### SUPPLIED TEXT
═══

# urine



## trapper14 (Nov 8, 2005)

when you buy urine, should you buy it from a company near you or would urine from kansas be just as good?


----------



## xdeano (Jan 14, 2005)

it's just as effective. You could also drain off the urine of the animal that you catch also. keep it in a small bottle. works great also. 
deano


----------



## DustinS (Nov 9, 2004)

xdeano, I have never used urine with my sets and just bought some today to give it a try. Do you just sprinkle some on your backings of dirt hole sets, etc. or is there strategic spots to place it?


----------



## Mongojoe (Nov 2, 2006)

I know people who use a spray bottle and spray their entire set with urine after they finish making it... But I always just used a squirt bottle and squirted it on the backing of a dirthole, maybe letting a little dribble into the hole... I pretty much kept it in one place generally... However, I would sometimes "freshen up" droppings that I may place at a set, with a little shot of urine...and when making post sets I occasionally squirted a little in one or two of the "finish scratches", if I make them.


----------



## carp_killer (Nov 24, 2006)

xdeano said:


> it's just as effective. You could also drain off the urine of the animal that you catch also. keep it in a small bottle. works great also.
> deano


 im with his idea


----------



## xdeano (Jan 14, 2005)

Dustin S,

Just use Mongojoe's suggestions and you'll do fine. post sets, dirt holes, and scat sets, all are good.

As far as carrying it, a little squeeze bottle with a small spout that can be close completly or a small spray bottle that the nozzle can be adjusted. I've even used a small toy squirt gun in a pinch, but wouldn't recommend it because they tend to leak. 

Good luck.
Deano


----------



## DustinS (Nov 9, 2004)

Thanks mongojoe and xdeano!


----------



## Mongojoe (Nov 2, 2006)

Just to throw this in.... If I were limited to useing ONLY ONE attractor for ALL of my canine trapping, it would have been a GOOD quality urine.... After skinning, always collect the urine... There are times you can get several ounces from a coyote... I used to carry some old pieces of 2X4 in the back of my truck so that I could lay coyotes, fox, and cats with their rear end elevated slightly, to prevent the urine from running out.


----------



## xdeano (Jan 14, 2005)

Another thing that i've wanted to try for a substitute of coyote urine is dog urine. I haven't tried it but i've been thinking about it for some time. I know if my dog smells urine she will investigate it. So what would be different for a coyote invistigating a dogs marking.

═══

### PROBLEMS TO WORK ON
A. Reproduce part of the urine thread word for word, beginning at the words "Just use Mongojoe's" and stopping after "tend to leak.".
B. Answer these from the urine thread:
(i) What did Mongojoe keep in the back of his truck for laying out coyotes, fox, and cats?
(ii) Why does xdeano advise against a small toy squirt gun?
(iii) What has xdeano been thinking of trying as a substitute for coyote urine?
The entries after the urine thread are not needed.

═══

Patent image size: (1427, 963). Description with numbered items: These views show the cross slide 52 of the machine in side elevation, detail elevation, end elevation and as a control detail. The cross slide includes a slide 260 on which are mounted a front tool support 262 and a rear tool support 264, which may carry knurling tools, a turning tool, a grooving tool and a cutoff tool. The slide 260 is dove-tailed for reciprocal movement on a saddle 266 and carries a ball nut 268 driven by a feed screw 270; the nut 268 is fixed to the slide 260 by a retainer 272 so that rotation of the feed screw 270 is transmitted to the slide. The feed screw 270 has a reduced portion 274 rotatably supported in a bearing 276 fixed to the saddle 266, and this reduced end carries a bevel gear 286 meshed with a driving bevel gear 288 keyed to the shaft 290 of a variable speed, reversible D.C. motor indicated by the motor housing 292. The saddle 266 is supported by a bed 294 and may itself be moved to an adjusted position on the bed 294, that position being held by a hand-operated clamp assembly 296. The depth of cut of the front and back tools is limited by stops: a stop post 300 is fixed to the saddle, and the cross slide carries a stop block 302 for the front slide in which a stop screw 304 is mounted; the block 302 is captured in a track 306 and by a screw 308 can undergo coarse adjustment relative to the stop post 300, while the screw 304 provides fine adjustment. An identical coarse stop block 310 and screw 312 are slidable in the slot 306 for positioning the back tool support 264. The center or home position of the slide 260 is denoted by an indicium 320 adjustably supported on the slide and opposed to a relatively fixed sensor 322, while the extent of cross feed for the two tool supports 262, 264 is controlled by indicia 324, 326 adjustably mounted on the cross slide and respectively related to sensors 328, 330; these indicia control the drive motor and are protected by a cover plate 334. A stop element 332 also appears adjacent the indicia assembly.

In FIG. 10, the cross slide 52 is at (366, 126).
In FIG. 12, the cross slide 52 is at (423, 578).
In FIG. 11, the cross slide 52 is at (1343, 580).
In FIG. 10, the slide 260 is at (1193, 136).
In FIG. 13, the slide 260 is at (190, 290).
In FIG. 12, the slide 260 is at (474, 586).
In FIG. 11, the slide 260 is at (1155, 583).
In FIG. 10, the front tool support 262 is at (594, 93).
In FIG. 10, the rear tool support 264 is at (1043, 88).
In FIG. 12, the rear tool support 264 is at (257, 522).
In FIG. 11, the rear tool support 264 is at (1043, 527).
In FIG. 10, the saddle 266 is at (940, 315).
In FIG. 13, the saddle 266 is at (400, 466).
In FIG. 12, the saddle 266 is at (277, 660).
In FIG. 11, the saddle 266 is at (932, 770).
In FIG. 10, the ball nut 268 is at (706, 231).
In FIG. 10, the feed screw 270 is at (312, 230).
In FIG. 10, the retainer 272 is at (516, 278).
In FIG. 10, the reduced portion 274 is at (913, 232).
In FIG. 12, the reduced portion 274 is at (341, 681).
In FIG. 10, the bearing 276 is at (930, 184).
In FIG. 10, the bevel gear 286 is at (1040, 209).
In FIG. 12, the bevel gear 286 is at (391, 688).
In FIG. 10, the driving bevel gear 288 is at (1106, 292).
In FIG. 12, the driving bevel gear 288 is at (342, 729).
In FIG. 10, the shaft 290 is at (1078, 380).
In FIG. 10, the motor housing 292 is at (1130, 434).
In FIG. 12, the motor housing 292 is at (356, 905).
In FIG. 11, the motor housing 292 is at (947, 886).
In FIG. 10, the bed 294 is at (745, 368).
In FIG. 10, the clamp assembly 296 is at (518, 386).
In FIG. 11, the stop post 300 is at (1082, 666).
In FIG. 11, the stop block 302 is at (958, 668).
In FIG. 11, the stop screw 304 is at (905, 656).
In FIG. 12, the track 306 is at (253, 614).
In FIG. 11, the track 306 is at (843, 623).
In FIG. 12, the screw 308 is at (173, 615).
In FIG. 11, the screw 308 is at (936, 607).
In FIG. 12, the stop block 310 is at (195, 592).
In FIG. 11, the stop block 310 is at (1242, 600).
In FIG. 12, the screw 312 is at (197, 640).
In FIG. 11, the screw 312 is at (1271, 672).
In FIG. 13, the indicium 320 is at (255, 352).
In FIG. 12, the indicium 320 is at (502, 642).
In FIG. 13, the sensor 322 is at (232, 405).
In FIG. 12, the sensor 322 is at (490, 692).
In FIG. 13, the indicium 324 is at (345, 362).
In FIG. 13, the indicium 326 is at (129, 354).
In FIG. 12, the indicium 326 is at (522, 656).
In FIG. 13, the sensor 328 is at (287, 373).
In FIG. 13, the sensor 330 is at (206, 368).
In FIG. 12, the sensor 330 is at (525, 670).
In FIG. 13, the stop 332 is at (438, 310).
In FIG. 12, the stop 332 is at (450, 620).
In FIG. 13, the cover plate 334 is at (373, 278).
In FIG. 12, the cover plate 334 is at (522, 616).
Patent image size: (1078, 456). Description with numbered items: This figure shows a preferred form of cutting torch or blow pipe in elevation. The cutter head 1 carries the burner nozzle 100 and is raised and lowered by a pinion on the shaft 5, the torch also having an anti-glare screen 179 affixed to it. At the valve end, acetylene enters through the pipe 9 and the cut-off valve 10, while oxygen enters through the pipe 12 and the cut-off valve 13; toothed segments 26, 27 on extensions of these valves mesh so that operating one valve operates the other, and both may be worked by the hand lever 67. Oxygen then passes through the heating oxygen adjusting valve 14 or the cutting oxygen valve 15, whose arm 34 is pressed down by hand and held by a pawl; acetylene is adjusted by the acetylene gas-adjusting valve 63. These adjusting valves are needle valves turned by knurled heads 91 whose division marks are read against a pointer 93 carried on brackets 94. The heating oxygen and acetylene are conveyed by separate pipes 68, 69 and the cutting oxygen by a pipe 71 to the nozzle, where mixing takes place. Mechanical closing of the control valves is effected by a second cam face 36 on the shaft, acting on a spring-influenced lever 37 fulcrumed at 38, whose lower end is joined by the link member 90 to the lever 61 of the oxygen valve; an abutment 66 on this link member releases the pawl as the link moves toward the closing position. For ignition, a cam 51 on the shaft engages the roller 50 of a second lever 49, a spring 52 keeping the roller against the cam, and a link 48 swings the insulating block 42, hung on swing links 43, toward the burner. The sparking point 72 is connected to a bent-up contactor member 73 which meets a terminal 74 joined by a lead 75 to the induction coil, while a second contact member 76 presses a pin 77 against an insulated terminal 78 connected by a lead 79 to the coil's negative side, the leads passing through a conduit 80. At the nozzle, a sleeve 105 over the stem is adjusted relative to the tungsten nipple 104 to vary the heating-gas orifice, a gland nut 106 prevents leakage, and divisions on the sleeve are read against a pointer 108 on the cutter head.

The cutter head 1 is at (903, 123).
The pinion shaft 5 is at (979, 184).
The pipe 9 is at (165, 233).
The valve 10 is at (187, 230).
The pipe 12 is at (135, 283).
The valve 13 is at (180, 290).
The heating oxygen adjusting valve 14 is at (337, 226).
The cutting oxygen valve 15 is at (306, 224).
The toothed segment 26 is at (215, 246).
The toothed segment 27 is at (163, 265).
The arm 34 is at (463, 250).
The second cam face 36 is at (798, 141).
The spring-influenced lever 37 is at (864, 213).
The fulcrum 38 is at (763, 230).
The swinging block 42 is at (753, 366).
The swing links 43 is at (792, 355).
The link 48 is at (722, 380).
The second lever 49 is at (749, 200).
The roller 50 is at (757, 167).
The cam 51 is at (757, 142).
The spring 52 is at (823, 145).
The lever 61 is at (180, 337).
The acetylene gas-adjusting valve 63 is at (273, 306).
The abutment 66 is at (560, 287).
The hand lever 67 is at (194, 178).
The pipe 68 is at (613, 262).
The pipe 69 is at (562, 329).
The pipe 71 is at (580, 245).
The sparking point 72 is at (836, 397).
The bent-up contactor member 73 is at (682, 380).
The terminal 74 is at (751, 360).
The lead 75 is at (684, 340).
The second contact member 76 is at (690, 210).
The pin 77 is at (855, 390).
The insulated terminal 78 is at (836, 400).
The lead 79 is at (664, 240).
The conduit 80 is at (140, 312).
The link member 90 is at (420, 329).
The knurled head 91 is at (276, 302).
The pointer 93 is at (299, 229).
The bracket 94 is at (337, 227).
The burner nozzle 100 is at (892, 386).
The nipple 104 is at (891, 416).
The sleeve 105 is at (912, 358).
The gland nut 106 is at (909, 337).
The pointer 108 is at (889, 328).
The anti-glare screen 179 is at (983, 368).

═══

### THE RESPONSES
A.
Just use Mongojoe's suggestions and you'll do fine. post sets, dirt holes, and scat sets, all are good.

As far as carrying it, a little squeeze bottle with a small spout that can be close completly or a small spray bottle that the nozzle can be adjusted. I've even used a small toy squirt gun in a pinch, but wouldn't recommend it because they tend to leak.

B.
(i) Old pieces of 2X4.
(ii) They tend to leak.
(iii) Dog urine.